Stated task →
Search the material for "just" and show all lines that contain it.

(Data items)
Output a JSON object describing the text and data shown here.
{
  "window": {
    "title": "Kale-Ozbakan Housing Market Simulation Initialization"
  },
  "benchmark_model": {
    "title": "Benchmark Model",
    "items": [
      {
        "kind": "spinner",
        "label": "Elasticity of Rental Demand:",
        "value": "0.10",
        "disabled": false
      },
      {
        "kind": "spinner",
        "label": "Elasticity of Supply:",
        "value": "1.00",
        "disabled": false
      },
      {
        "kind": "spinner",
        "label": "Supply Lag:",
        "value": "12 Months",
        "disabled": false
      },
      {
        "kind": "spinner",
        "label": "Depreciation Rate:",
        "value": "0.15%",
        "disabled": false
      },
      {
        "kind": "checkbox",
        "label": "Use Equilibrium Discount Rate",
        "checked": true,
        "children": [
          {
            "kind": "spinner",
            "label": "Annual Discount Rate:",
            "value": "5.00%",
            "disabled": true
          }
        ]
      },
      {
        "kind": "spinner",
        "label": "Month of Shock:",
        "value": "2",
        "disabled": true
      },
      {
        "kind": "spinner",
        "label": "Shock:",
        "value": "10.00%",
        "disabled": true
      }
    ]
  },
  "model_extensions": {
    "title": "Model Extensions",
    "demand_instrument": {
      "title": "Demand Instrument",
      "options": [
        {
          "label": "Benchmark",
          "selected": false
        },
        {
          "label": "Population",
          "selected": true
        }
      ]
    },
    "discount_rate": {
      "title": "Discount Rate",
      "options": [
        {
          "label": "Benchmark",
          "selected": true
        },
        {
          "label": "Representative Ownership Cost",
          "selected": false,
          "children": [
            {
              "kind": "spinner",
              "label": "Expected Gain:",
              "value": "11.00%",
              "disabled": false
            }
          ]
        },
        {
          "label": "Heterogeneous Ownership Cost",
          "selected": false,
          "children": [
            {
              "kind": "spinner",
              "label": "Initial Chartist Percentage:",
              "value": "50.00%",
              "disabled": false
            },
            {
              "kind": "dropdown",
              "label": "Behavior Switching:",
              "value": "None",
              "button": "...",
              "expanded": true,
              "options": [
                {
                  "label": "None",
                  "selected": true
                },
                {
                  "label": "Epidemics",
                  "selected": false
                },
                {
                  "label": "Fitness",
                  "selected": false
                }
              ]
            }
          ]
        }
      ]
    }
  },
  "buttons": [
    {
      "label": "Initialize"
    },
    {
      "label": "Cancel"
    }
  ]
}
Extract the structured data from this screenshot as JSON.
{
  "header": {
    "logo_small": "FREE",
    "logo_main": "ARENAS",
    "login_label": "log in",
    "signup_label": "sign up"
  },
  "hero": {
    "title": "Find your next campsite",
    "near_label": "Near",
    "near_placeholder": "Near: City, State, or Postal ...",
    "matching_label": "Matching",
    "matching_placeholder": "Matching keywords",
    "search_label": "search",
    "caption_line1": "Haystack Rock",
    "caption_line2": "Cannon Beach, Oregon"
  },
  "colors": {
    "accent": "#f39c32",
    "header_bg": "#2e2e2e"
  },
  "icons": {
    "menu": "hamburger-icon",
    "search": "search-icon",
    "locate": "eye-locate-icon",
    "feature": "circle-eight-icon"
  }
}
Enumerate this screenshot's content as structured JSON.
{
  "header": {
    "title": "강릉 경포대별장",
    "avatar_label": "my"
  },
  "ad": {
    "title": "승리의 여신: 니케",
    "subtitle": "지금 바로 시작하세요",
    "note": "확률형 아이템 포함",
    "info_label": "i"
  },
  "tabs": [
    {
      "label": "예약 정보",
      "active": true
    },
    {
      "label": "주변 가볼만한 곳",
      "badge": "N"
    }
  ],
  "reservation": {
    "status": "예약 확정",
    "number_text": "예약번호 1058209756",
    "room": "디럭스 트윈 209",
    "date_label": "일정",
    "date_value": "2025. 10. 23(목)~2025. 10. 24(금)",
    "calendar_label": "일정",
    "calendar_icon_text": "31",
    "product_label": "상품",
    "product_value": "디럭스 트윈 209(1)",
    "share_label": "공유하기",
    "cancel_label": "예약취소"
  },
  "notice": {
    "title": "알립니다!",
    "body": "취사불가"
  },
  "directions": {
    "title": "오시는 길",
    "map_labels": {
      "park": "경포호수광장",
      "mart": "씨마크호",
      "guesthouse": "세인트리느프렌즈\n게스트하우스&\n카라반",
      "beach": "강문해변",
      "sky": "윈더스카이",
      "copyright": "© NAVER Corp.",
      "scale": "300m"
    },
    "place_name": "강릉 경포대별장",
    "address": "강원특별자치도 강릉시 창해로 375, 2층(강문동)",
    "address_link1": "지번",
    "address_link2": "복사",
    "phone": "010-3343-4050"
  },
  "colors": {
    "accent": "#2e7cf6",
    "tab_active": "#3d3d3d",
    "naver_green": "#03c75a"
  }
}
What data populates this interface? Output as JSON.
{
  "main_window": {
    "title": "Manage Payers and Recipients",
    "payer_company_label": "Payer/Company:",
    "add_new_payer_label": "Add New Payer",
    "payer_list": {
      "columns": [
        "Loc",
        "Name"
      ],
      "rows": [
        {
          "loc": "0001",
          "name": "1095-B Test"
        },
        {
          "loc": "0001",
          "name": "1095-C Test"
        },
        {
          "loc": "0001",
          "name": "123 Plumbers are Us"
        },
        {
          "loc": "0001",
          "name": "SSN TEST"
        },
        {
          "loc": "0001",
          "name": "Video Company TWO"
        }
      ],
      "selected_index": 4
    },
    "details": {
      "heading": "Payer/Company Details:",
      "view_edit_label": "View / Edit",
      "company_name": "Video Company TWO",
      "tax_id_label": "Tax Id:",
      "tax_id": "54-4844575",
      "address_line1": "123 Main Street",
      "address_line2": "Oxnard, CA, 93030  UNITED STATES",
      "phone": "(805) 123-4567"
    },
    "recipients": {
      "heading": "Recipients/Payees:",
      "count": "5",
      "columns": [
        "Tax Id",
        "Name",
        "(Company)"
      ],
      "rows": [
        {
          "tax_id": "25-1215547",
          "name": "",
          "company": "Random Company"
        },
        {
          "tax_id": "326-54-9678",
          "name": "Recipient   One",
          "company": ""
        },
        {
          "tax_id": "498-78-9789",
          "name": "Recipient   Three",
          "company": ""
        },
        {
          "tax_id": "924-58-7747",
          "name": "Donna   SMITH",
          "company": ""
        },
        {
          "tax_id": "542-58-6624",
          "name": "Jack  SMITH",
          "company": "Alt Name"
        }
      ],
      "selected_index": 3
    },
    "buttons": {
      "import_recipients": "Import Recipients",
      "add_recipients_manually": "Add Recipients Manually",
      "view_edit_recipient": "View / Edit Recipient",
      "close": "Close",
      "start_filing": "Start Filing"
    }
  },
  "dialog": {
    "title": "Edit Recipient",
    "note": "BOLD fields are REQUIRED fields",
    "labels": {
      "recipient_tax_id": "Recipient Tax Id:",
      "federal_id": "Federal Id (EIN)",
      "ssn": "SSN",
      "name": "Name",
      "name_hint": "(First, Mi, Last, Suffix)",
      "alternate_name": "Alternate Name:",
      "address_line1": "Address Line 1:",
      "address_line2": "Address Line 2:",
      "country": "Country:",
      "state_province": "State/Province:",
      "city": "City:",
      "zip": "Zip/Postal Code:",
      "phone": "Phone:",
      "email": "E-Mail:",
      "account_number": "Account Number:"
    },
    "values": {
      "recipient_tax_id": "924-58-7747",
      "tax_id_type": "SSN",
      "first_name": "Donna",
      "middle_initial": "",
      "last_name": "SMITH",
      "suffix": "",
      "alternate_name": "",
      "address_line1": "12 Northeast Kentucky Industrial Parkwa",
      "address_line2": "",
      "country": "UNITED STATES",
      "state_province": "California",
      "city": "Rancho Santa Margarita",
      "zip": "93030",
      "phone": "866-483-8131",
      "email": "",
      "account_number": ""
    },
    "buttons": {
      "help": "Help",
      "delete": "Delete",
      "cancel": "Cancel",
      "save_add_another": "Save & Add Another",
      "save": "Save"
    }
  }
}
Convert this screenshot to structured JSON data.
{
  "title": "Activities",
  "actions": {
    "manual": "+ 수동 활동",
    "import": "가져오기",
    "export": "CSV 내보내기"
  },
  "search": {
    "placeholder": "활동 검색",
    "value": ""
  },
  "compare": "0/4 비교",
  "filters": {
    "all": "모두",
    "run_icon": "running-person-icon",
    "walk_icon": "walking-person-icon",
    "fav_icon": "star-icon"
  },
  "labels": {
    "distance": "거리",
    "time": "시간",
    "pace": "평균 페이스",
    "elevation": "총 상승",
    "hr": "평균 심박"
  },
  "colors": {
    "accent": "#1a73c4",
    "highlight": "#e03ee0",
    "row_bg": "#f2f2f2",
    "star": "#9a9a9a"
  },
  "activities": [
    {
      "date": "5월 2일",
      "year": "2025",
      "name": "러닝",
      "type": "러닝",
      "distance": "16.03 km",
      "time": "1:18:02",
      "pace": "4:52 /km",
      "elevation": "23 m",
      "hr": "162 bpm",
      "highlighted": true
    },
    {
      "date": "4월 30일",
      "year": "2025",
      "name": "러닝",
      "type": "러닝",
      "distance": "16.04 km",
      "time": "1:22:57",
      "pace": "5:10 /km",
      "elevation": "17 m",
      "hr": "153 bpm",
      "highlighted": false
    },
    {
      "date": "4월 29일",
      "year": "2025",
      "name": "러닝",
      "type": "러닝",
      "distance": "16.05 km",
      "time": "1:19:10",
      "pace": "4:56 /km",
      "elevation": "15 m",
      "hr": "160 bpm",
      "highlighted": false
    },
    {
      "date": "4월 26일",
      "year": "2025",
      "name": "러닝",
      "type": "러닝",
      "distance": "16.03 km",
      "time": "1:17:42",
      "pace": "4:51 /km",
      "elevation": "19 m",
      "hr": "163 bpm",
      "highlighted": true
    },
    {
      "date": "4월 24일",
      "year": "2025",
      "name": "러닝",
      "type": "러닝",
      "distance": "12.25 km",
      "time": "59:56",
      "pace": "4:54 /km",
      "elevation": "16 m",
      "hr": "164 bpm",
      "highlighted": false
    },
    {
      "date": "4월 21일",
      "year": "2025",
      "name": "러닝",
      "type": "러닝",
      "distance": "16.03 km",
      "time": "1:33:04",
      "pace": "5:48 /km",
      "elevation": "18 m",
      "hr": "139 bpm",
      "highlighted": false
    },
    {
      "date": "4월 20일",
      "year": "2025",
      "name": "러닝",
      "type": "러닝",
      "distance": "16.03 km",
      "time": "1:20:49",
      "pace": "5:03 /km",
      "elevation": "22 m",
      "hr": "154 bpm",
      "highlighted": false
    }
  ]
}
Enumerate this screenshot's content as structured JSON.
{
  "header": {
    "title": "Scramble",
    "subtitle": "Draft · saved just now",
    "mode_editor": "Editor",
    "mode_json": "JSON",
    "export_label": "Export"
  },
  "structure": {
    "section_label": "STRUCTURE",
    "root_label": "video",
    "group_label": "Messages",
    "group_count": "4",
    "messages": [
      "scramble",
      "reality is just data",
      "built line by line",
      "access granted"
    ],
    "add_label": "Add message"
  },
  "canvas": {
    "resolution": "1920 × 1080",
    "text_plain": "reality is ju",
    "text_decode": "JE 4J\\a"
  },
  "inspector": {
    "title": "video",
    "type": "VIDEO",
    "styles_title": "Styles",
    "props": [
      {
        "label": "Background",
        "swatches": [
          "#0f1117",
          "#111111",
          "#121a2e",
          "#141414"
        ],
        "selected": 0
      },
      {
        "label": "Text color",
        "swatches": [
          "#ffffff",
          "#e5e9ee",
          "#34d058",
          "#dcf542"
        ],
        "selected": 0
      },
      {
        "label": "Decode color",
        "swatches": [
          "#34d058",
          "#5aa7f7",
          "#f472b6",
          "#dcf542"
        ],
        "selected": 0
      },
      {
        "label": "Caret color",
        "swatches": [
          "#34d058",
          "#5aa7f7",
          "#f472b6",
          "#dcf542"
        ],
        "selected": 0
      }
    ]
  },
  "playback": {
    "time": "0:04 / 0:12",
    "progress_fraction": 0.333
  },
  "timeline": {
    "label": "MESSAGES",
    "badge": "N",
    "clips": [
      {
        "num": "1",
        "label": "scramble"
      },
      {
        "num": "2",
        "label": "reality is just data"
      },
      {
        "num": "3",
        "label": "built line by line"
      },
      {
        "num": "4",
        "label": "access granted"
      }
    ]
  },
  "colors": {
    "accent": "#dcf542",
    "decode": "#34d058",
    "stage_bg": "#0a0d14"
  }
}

Complete output →
    "subtitle": "Draft · saved just now",
      "reality is just data",
        "label": "reality is just data"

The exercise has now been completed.